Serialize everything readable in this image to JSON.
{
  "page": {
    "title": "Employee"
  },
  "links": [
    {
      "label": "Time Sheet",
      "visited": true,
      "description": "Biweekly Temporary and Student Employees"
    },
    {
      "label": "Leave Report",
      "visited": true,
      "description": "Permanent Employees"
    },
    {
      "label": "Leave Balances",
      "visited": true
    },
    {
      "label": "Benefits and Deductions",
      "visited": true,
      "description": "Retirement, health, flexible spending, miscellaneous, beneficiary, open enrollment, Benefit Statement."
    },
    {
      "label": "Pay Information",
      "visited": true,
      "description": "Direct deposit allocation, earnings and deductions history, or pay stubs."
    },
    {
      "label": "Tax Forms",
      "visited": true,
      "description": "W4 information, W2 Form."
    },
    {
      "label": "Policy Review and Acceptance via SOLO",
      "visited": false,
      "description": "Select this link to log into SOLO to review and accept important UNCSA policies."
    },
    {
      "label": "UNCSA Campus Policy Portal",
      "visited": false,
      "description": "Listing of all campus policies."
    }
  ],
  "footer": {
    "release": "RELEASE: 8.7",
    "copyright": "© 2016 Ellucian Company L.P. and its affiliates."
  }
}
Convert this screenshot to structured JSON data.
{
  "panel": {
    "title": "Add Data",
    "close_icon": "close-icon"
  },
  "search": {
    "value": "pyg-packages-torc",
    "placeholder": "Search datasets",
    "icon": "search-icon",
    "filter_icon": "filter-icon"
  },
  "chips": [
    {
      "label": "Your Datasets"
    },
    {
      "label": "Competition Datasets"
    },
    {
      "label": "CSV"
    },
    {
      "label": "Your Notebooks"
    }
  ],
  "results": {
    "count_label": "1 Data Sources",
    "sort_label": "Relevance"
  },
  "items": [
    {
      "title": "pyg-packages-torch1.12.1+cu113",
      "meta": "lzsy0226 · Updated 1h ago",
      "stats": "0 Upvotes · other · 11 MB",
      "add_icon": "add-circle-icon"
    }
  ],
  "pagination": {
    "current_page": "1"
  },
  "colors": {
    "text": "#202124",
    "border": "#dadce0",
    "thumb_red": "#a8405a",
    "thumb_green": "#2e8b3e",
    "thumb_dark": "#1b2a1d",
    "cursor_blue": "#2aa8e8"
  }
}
□ □ □ □ □ □ □
- Written request
Go through the listing and copy all of it exactly.

- Output for this exercise
Serialize everything readable in this image to JSON.
{
  "page": {
    "title": "Employee"
  },
  "links": [
    {
      "label": "Time Sheet",
      "visited": true,
      "description": "Biweekly Temporary and Student Employees"
    },
    {
      "label": "Leave Report",
      "visited": true,
      "description": "Permanent Employees"
    },
    {
      "label": "Leave Balances",
      "visited": true
    },
    {
      "label": "Benefits and Deductions",
      "visited": true,
      "description": "Retirement, health, flexible spending, miscellaneous, beneficiary, open enrollment, Benefit Statement."
    },
    {
      "label": "Pay Information",
      "visited": true,
      "description": "Direct deposit allocation, earnings and deductions history, or pay stubs."
    },
    {
      "label": "Tax Forms",
      "visited": true,
      "description": "W4 information, W2 Form."
    },
    {
      "label": "Policy Review and Acceptance via SOLO",
      "visited": false,
      "description": "Select this link to log into SOLO to review and accept important UNCSA policies."
    },
    {
      "label": "UNCSA Campus Policy Portal",
      "visited": false,
      "description": "Listing of all campus policies."
    }
  ],
  "footer": {
    "release": "RELEASE: 8.7",
    "copyright": "© 2016 Ellucian Company L.P. and its affiliates."
  }
}
Convert this screenshot to structured JSON data.
{
  "panel": {
    "title": "Add Data",
    "close_icon": "close-icon"
  },
  "search": {
    "value": "pyg-packages-torc",
    "placeholder": "Search datasets",
    "icon": "search-icon",
    "filter_icon": "filter-icon"
  },
  "chips": [
    {
      "label": "Your Datasets"
    },
    {
      "label": "Competition Datasets"
    },
    {
      "label": "CSV"
    },
    {
      "label": "Your Notebooks"
    }
  ],
  "results": {
    "count_label": "1 Data Sources",
    "sort_label": "Relevance"
  },
  "items": [
    {
      "title": "pyg-packages-torch1.12.1+cu113",
      "meta": "lzsy0226 · Updated 1h ago",
      "stats": "0 Upvotes · other · 11 MB",
      "add_icon": "add-circle-icon"
    }
  ],
  "pagination": {
    "current_page": "1"
  },
  "colors": {
    "text": "#202124",
    "border": "#dadce0",
    "thumb_red": "#a8405a",
    "thumb_green": "#2e8b3e",
    "thumb_dark": "#1b2a1d",
    "cursor_blue": "#2aa8e8"
  }
}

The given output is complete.